Records from a collection of figures:
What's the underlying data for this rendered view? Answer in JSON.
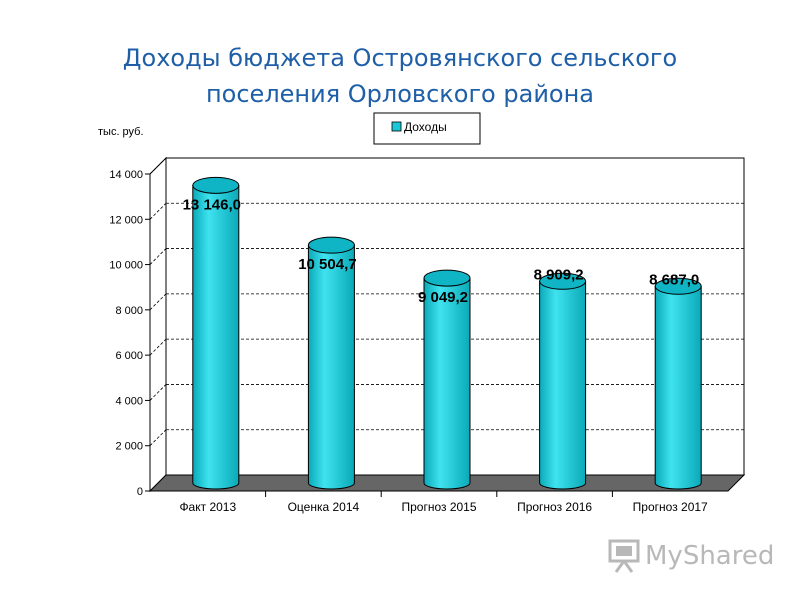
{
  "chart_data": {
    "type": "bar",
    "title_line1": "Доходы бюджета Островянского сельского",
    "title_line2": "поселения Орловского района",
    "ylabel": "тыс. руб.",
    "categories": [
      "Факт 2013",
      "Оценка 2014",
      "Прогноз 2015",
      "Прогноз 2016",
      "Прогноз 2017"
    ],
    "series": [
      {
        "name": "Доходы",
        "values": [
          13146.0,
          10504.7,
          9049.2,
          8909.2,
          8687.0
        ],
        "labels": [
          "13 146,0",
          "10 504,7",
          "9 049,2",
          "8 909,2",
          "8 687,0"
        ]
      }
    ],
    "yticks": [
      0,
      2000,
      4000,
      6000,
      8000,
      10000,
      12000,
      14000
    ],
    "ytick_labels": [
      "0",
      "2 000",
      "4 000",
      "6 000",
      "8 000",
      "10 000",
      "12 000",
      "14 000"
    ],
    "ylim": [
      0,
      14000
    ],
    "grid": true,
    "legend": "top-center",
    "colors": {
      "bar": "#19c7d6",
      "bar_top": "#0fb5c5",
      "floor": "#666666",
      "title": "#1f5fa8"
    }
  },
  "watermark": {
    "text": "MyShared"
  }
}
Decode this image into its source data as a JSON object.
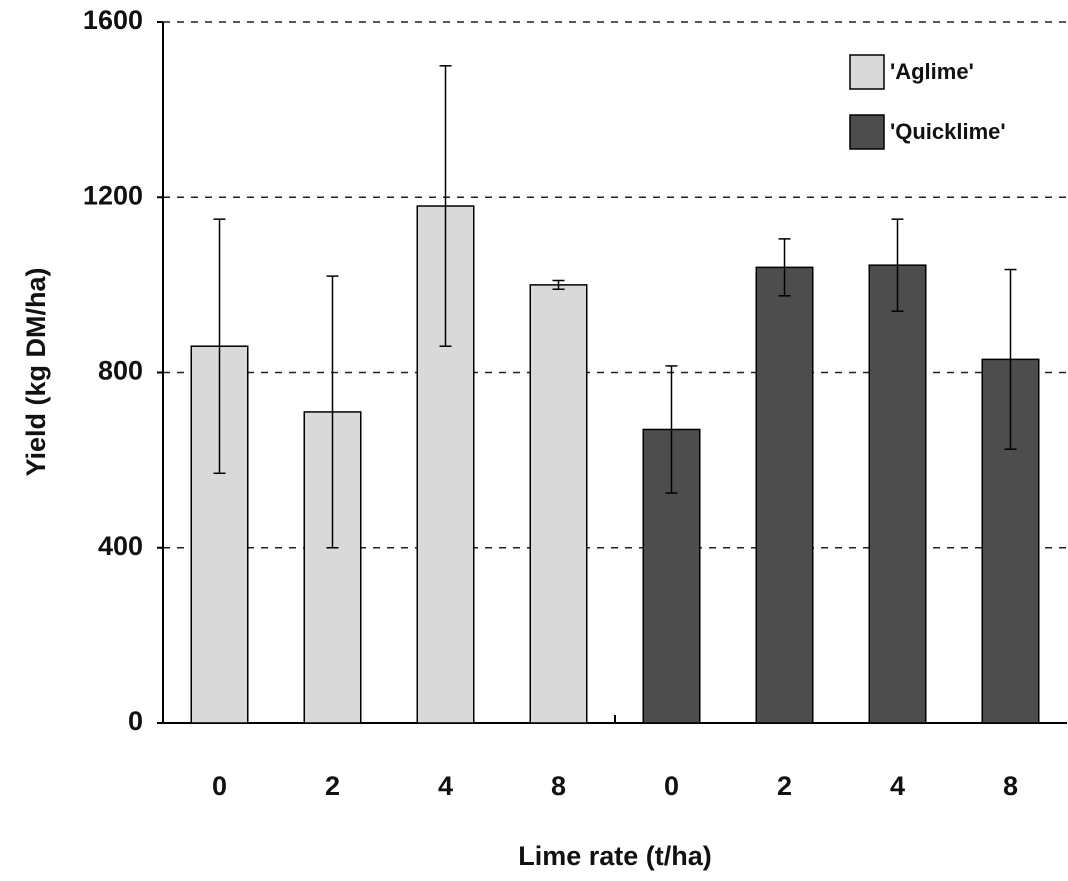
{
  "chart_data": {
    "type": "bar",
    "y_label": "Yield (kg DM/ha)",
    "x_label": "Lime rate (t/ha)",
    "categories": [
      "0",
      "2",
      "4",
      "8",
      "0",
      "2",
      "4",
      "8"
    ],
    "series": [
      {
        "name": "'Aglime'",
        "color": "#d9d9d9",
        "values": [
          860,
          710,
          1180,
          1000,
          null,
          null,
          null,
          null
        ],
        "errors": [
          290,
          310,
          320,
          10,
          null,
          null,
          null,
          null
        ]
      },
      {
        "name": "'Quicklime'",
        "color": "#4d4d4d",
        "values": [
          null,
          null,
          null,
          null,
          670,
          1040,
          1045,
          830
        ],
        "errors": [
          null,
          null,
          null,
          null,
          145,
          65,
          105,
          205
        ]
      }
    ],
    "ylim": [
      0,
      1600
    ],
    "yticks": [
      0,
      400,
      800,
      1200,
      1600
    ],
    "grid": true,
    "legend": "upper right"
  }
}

* [TASK OBJECTIVE]:
Each entry shown above must be quoted exactly, with its pictures left out.

* [EXPECTED ANSWER]:
What's the underlying data for this rendered view? Answer in JSON.
{
  "chart_data": {
    "type": "bar",
    "title_line1": "Доходы бюджета Островянского сельского",
    "title_line2": "поселения Орловского района",
    "ylabel": "тыс. руб.",
    "categories": [
      "Факт 2013",
      "Оценка 2014",
      "Прогноз 2015",
      "Прогноз 2016",
      "Прогноз 2017"
    ],
    "series": [
      {
        "name": "Доходы",
        "values": [
          13146.0,
          10504.7,
          9049.2,
          8909.2,
          8687.0
        ],
        "labels": [
          "13 146,0",
          "10 504,7",
          "9 049,2",
          "8 909,2",
          "8 687,0"
        ]
      }
    ],
    "yticks": [
      0,
      2000,
      4000,
      6000,
      8000,
      10000,
      12000,
      14000
    ],
    "ytick_labels": [
      "0",
      "2 000",
      "4 000",
      "6 000",
      "8 000",
      "10 000",
      "12 000",
      "14 000"
    ],
    "ylim": [
      0,
      14000
    ],
    "grid": true,
    "legend": "top-center",
    "colors": {
      "bar": "#19c7d6",
      "bar_top": "#0fb5c5",
      "floor": "#666666",
      "title": "#1f5fa8"
    }
  },
  "watermark": {
    "text": "MyShared"
  }
}
Decode this image into its source data as a JSON object.
{
  "chart_data": {
    "type": "bar",
    "y_label": "Yield (kg DM/ha)",
    "x_label": "Lime rate (t/ha)",
    "categories": [
      "0",
      "2",
      "4",
      "8",
      "0",
      "2",
      "4",
      "8"
    ],
    "series": [
      {
        "name": "'Aglime'",
        "color": "#d9d9d9",
        "values": [
          860,
          710,
          1180,
          1000,
          null,
          null,
          null,
          null
        ],
        "errors": [
          290,
          310,
          320,
          10,
          null,
          null,
          null,
          null
        ]
      },
      {
        "name": "'Quicklime'",
        "color": "#4d4d4d",
        "values": [
          null,
          null,
          null,
          null,
          670,
          1040,
          1045,
          830
        ],
        "errors": [
          null,
          null,
          null,
          null,
          145,
          65,
          105,
          205
        ]
      }
    ],
    "ylim": [
      0,
      1600
    ],
    "yticks": [
      0,
      400,
      800,
      1200,
      1600
    ],
    "grid": true,
    "legend": "upper right"
  }
}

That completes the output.